Text section ▸
========================================

I may write about Altadena, but I’m not there this weekend. We are up in Mendocino/Fort Bragg enjoying some real time off. I loved Bill Geist’s Sunday Morning piece on the “staycation,” the energy conserving alternative to a vacation. But it seems this year we won’t be taking one of those.

It’s my pal Liz’s 50th birthday, so we hopped on a 7 am plane to Oakland at Bob Hope Airport, rented a car and took a leisurely drive the rest of the way. We stopped for breakfast in Healdsburg, which is a really happening town with fabulous restaurants, galleries and one of my favorite stores, Rainsong Shoes. I picked up one unassuming but beautiful shoe on display, turned it over and saw that it had been inspired by Paul Simon as it sported a “diamond” in its sole. Or maybe that should be soul. Diamonds in the sole of her shoes. Lovely. And it was placed between the heel and the sole to protect it. I coveted the lovely thing, but didn’t buy it. What control I tell you. Then, with photography in my blood, we entered a photo gallery called Capture and viewed some of the most spectacular photo work I’ve ever seen. Fantastic fantasy pieces, blending faces and trees, perilous holes in the ocean off New York, bridges full of cars driving through a gallery. I am sorry to say I can’t recall the artist’s name. I remember his last name is five letters, two syllables, and starts with a B. Do you recall things in certain ways? This subject fascinates me. I will recall the number of letters and syllables and often the first letters. I see the name or word visually and “feel” its structure. As a kid I had a “photographic” memory. I see it, I remember it.

========================================

Information supplied ▸
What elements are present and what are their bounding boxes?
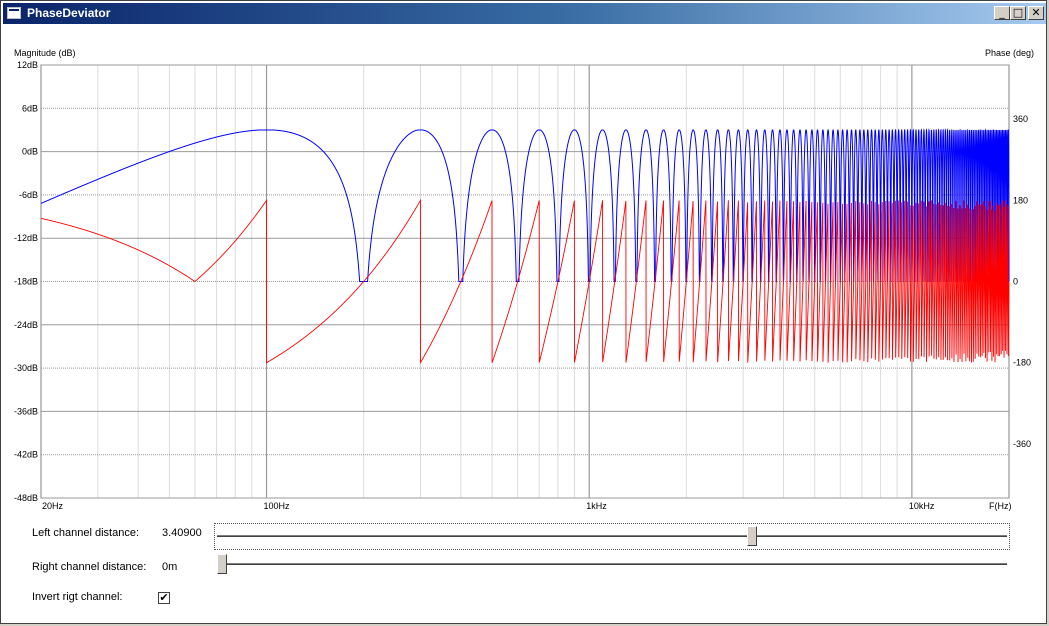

========================================

Set task A ▸ In the post about the Mendocino trip, in which town did they stop for breakfast?
Set task B ▸ Write the next part of the post about the Mendocino trip, starting right after its final sentence.

Final result A ▸ Healdsburg

Final result B ▸
That ability hasn’t remained exactly the same over the years, and I think there’s more to it than just the visual. It’s rhythm, too. My first phone number was 347-3343. I loved the rhythm of that number, and the math. All the numbers could be added to make seven, or subtracted from seven to get the other number. Our second house’s address was 23836. I loved that rhythm, too. I love numbers in a weird way. I see I’m on a completely unintended subject now, but what the hell, I’m on vacation. Numbers. I loved math as a kid. I would do extra math homework, buy the workbooks in the grocery store and ravage them at home. I loved the feeling of accomplishment. In 7th grade, my algebra teacher wanted me to become a math teacher. By then I was over the joy of math and into the transition to junior high and all the social insanity that goes with that, but honored that he thought I could teach. I fantasize about what that might have been like, especially now that I work at Caltech, known for many things wonderful, including the TV show Numbers. Those brilliant number guys change the world with their theories, ideas and proofs. And, of course, all mathematicians say the same thing about the world: it’s all math. But to the me in 7th grade, it was all just too boring.

There’s so much about numbers. Lucky numbers. Seemingly magical numbers. Numbers that seem to repeat in our lives to tell us something. Remind us of something. Clue us in about something. We pick dates that are meaningful. Bet lottery tickets based on birthdays, anniversaries, our own “lucky” numbers. Our lives are run by numbers. In fact, 40+ years ago my dad created his own comic strip called “By the Numbers.” No one had any names, just numbers, except the boss, who had the initials JB. My father was convinced the world was going to hell and would become unbearable to live in. He was an Ayn Rand aetheist and couldn’t bear to see independence crushed by the inept. Which sounds all noble and fine, but I think he could not bear being hemmed in by anything and Rand’s philosophy hit him where he lived.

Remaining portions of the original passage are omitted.